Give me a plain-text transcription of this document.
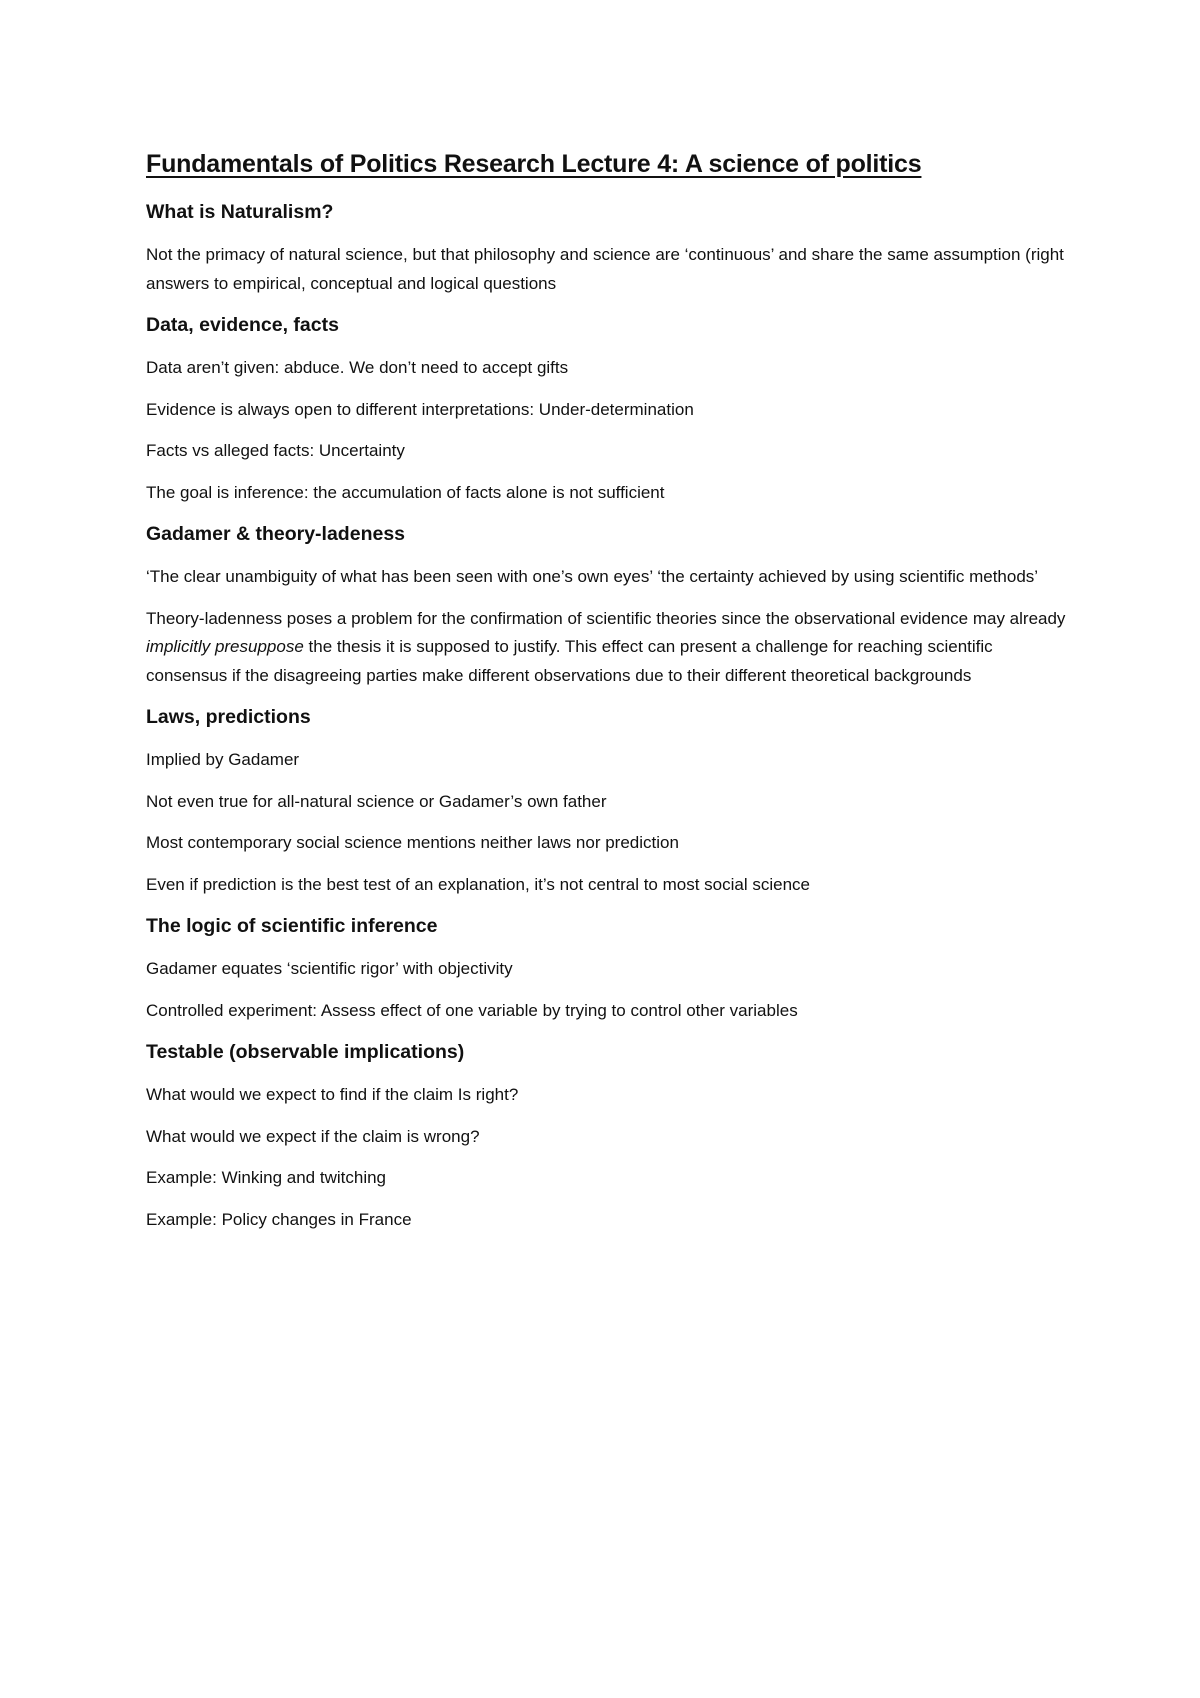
Fundamentals of Politics Research Lecture 4: A science of politics
What is Naturalism?

Not the primacy of natural science, but that philosophy and science are ‘continuous’ and share the same assumption (right answers to empirical, conceptual and logical questions

Data, evidence, facts

Data aren’t given: abduce. We don’t need to accept gifts

Evidence is always open to different interpretations: Under-determination

Facts vs alleged facts: Uncertainty

The goal is inference: the accumulation of facts alone is not sufficient

Gadamer & theory-ladeness

‘The clear unambiguity of what has been seen with one’s own eyes’ ‘the certainty achieved by using scientific methods’

Theory-ladenness poses a problem for the confirmation of scientific theories since the observational evidence may already implicitly presuppose the thesis it is supposed to justify. This effect can present a challenge for reaching scientific consensus if the disagreeing parties make different observations due to their different theoretical backgrounds

Laws, predictions

Implied by Gadamer

Not even true for all-natural science or Gadamer’s own father

Most contemporary social science mentions neither laws nor prediction

Even if prediction is the best test of an explanation, it’s not central to most social science

The logic of scientific inference

Gadamer equates ‘scientific rigor’ with objectivity

Controlled experiment: Assess effect of one variable by trying to control other variables

Testable (observable implications)

What would we expect to find if the claim Is right?

What would we expect if the claim is wrong?

Example: Winking and twitching

Example: Policy changes in France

**WHAT TO PRODUCE**
Reproduce the entries above word for word. Pictures stay out.

**EXERCISE SOLUTION**
Give me a plain-text transcription of this document.
Fundamentals of Politics Research Lecture 4: A science of politics
What is Naturalism?

Not the primacy of natural science, but that philosophy and science are ‘continuous’ and share the same assumption (right answers to empirical, conceptual and logical questions

Data, evidence, facts

Data aren’t given: abduce. We don’t need to accept gifts

Evidence is always open to different interpretations: Under-determination

Facts vs alleged facts: Uncertainty

The goal is inference: the accumulation of facts alone is not sufficient

Gadamer & theory-ladeness

‘The clear unambiguity of what has been seen with one’s own eyes’ ‘the certainty achieved by using scientific methods’

Theory-ladenness poses a problem for the confirmation of scientific theories since the observational evidence may already implicitly presuppose the thesis it is supposed to justify. This effect can present a challenge for reaching scientific consensus if the disagreeing parties make different observations due to their different theoretical backgrounds

Laws, predictions

Implied by Gadamer

Not even true for all-natural science or Gadamer’s own father

Most contemporary social science mentions neither laws nor prediction

Even if prediction is the best test of an explanation, it’s not central to most social science

The logic of scientific inference

Gadamer equates ‘scientific rigor’ with objectivity

Controlled experiment: Assess effect of one variable by trying to control other variables

Testable (observable implications)

What would we expect to find if the claim Is right?

What would we expect if the claim is wrong?

Example: Winking and twitching

Example: Policy changes in France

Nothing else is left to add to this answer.